What you will do
Every entry below must be repeated exactly; skip the pictures.

Records for the task
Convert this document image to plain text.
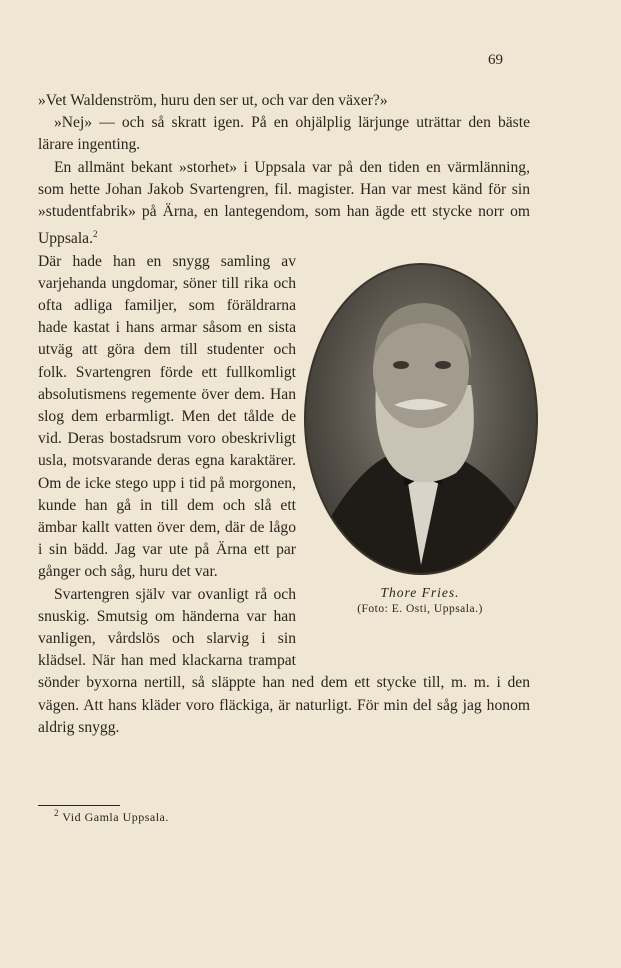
69

»Vet Waldenström, huru den ser ut, och var den växer?»

»Nej» — och så skratt igen. På en ohjälplig lärjunge uträttar den bäste lärare ingenting.

En allmänt bekant »storhet» i Uppsala var på den tiden en värmlänning, som hette Johan Jakob Svartengren, fil. magister. Han var mest känd för sin »studentfabrik» på Ärna, en lantegendom, som han ägde ett stycke norr om Uppsala.$^2$

Thore Fries.
(Foto: E. Osti, Uppsala.)
Där hade han en snygg samling av varjehanda ungdomar, söner till rika och ofta adliga familjer, som föräldrarna hade kastat i hans armar såsom en sista utväg att göra dem till studenter och folk. Svartengren förde ett fullkomligt absolutismens regemente över dem. Han slog dem erbarmligt. Men det tålde de vid. Deras bostadsrum voro obeskrivligt usla, motsvarande deras egna karaktärer. Om de icke stego upp i tid på morgonen, kunde han gå in till dem och slå ett ämbar kallt vatten över dem, där de lågo i sin bädd. Jag var ute på Ärna ett par gånger och såg, huru det var.

Svartengren själv var ovanligt rå och snuskig. Smutsig om händerna var han vanligen, vårdslös och slarvig i sin klädsel. När han med klackarna trampat sönder byxorna nertill, så släppte han ned dem ett stycke till, m. m. i den vägen. Att hans kläder voro fläckiga, är naturligt. För min del såg jag honom aldrig snygg.

$^2$ Vid Gamla Uppsala.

Correct response
Convert this document image to plain text.
69

»Vet Waldenström, huru den ser ut, och var den växer?»

»Nej» — och så skratt igen. På en ohjälplig lärjunge uträttar den bäste lärare ingenting.

En allmänt bekant »storhet» i Uppsala var på den tiden en värmlänning, som hette Johan Jakob Svartengren, fil. magister. Han var mest känd för sin »studentfabrik» på Ärna, en lantegendom, som han ägde ett stycke norr om Uppsala.$^2$

Thore Fries.
(Foto: E. Osti, Uppsala.)
Där hade han en snygg samling av varjehanda ungdomar, söner till rika och ofta adliga familjer, som föräldrarna hade kastat i hans armar såsom en sista utväg att göra dem till studenter och folk. Svartengren förde ett fullkomligt absolutismens regemente över dem. Han slog dem erbarmligt. Men det tålde de vid. Deras bostadsrum voro obeskrivligt usla, motsvarande deras egna karaktärer. Om de icke stego upp i tid på morgonen, kunde han gå in till dem och slå ett ämbar kallt vatten över dem, där de lågo i sin bädd. Jag var ute på Ärna ett par gånger och såg, huru det var.

Svartengren själv var ovanligt rå och snuskig. Smutsig om händerna var han vanligen, vårdslös och slarvig i sin klädsel. När han med klackarna trampat sönder byxorna nertill, så släppte han ned dem ett stycke till, m. m. i den vägen. Att hans kläder voro fläckiga, är naturligt. För min del såg jag honom aldrig snygg.

$^2$ Vid Gamla Uppsala.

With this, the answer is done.